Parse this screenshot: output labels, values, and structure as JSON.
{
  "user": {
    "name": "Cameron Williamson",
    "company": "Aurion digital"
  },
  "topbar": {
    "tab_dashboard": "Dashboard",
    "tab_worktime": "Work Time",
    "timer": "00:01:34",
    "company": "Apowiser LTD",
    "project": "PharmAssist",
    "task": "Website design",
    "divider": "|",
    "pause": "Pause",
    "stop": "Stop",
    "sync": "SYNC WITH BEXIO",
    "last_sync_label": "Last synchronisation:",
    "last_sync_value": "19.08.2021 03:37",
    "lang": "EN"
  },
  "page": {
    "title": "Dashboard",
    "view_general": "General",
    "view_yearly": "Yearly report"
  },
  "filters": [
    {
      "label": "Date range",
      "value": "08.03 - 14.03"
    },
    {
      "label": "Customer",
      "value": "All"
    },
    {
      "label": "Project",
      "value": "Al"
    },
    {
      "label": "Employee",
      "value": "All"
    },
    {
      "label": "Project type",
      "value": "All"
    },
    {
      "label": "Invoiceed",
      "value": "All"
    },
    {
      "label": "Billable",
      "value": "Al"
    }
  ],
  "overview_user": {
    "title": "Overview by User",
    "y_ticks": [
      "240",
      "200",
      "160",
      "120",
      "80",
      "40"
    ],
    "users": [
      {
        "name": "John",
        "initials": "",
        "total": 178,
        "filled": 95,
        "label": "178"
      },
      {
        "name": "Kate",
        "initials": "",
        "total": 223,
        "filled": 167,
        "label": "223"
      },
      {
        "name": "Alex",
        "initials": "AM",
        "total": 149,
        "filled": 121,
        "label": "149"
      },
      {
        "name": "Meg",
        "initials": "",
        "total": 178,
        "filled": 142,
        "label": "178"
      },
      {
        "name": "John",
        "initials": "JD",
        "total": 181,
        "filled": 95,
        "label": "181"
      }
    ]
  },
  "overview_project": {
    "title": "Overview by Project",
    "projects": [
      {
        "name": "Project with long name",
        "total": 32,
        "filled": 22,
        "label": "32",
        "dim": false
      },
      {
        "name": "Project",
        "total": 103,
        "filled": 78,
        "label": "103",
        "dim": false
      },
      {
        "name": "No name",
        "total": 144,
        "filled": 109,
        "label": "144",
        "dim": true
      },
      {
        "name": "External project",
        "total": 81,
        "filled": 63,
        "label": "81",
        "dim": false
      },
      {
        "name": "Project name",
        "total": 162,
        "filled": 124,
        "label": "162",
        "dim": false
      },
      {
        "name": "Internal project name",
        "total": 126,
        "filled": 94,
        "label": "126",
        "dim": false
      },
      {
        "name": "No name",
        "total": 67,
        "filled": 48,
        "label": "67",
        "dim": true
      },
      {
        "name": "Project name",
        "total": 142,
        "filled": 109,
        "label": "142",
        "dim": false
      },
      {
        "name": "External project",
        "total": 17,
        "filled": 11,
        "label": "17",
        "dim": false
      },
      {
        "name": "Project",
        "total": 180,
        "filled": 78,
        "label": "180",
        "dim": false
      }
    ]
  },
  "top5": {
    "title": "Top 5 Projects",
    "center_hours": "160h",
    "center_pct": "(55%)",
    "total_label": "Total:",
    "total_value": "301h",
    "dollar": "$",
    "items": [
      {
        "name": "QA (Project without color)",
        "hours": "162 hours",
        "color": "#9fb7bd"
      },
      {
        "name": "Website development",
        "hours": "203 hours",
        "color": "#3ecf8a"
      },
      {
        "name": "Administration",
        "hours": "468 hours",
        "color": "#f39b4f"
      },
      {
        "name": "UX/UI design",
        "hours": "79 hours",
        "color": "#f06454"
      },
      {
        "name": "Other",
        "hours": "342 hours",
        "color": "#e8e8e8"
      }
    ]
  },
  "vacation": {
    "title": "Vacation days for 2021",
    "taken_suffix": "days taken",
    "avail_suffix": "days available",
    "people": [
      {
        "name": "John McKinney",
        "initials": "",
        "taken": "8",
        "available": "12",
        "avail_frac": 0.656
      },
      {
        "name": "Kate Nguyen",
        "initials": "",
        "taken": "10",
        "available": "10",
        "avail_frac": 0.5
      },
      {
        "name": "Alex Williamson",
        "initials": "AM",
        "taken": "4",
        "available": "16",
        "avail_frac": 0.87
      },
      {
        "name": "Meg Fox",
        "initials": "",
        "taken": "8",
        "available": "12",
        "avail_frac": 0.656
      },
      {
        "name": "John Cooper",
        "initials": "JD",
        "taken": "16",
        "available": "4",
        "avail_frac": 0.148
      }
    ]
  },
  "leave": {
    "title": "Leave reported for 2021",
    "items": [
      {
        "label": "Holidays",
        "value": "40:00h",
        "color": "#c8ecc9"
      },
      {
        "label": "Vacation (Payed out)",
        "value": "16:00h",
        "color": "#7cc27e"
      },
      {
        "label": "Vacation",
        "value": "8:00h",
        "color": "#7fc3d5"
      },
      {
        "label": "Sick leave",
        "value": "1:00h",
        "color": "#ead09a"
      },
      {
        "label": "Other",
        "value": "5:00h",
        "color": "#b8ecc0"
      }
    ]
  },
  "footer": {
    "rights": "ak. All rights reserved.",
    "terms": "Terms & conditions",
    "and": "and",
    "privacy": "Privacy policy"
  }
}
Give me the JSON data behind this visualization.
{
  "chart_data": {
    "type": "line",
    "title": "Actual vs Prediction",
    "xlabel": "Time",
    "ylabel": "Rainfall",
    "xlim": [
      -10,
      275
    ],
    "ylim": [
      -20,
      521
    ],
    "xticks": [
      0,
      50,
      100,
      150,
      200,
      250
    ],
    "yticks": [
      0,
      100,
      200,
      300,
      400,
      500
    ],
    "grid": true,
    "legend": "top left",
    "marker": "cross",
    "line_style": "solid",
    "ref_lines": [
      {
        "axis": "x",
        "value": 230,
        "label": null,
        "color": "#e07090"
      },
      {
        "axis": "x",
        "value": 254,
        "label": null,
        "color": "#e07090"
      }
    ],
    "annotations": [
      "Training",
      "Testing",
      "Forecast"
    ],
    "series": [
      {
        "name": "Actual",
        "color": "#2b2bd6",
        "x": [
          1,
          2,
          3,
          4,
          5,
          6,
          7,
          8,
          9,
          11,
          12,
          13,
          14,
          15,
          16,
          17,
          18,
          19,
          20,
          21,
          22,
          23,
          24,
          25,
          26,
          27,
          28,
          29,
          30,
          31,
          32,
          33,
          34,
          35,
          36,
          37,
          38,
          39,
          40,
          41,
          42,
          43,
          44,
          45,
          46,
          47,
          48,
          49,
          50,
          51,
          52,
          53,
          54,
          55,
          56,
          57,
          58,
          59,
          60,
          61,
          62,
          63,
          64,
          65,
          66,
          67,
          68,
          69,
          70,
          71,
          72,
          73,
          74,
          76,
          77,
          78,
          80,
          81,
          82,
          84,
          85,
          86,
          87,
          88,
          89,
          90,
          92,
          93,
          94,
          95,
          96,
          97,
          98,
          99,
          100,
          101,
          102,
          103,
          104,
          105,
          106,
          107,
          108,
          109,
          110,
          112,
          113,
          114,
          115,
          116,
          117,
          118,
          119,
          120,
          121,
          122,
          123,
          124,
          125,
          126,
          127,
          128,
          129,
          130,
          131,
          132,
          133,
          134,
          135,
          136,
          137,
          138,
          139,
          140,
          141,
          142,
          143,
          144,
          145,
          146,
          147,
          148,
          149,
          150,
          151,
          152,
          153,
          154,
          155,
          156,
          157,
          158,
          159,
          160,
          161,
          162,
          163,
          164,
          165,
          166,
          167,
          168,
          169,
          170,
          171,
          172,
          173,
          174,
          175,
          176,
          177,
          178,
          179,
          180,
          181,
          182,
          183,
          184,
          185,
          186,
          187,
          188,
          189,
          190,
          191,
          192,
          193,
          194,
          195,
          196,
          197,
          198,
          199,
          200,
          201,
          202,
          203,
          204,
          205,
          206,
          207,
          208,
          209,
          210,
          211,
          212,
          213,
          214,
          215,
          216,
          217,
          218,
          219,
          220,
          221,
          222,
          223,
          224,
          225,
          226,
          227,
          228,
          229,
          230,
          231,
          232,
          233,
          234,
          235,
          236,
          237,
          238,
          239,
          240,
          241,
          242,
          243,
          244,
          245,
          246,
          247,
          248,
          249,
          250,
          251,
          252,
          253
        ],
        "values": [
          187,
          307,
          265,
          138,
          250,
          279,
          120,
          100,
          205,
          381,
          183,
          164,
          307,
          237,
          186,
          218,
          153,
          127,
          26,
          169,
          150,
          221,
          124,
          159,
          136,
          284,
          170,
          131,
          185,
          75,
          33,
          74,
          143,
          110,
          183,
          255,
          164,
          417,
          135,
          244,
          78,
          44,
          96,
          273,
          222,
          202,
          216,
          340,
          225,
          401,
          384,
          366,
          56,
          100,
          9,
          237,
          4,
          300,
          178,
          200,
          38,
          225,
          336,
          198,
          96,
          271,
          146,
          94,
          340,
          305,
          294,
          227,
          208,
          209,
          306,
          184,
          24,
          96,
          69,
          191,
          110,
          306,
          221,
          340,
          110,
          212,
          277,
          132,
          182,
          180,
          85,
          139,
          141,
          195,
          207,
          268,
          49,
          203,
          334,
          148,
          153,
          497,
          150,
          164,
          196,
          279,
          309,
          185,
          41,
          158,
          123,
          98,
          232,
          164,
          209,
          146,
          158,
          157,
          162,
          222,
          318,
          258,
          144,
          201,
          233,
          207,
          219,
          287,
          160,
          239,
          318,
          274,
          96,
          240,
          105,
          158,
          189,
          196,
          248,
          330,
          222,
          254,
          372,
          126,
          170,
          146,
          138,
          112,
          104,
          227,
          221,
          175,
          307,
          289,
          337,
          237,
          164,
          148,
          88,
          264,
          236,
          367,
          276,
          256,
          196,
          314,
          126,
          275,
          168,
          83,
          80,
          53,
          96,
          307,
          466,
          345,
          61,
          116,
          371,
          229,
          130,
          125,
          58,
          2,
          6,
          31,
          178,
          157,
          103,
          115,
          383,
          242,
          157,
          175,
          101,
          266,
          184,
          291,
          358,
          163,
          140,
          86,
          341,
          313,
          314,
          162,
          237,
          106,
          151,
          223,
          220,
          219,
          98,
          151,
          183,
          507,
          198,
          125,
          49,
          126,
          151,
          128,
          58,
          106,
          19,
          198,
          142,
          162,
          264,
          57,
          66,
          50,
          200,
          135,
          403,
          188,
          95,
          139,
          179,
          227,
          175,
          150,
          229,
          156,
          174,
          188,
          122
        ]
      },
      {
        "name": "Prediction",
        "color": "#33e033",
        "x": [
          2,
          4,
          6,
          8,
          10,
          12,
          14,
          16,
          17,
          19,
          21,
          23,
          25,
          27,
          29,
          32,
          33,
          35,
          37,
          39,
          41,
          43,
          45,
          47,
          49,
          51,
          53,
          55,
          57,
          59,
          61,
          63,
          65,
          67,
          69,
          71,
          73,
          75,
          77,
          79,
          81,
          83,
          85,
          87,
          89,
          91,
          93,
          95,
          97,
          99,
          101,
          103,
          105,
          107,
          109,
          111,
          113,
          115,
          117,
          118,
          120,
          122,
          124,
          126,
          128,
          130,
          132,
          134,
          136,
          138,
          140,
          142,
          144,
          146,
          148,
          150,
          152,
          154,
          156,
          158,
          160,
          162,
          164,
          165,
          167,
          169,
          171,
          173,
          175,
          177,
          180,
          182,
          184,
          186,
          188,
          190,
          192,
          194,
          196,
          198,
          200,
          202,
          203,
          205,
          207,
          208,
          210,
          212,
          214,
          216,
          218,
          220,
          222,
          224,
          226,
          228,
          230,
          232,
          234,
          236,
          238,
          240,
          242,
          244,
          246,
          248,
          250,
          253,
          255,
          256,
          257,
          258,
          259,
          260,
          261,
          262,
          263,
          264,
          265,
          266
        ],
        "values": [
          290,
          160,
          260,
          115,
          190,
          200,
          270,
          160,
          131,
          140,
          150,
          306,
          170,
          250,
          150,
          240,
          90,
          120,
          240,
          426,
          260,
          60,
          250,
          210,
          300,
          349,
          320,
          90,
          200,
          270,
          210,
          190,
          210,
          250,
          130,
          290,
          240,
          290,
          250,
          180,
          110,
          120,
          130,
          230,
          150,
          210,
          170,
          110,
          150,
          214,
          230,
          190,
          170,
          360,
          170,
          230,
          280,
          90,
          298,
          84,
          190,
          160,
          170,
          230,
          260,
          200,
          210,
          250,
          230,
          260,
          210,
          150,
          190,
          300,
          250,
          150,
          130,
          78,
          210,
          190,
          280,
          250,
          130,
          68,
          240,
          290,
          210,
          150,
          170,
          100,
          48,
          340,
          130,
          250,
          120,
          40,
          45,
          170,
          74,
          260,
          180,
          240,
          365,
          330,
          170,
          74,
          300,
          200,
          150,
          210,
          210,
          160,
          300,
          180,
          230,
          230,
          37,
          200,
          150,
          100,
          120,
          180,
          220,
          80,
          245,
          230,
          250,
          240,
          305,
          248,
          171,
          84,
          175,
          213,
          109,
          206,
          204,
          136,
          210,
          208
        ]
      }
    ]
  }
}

··········

## [The problem]
Your answer should be a single number: the count of lines in the data that include the word "Website".

## [Problem solution]
2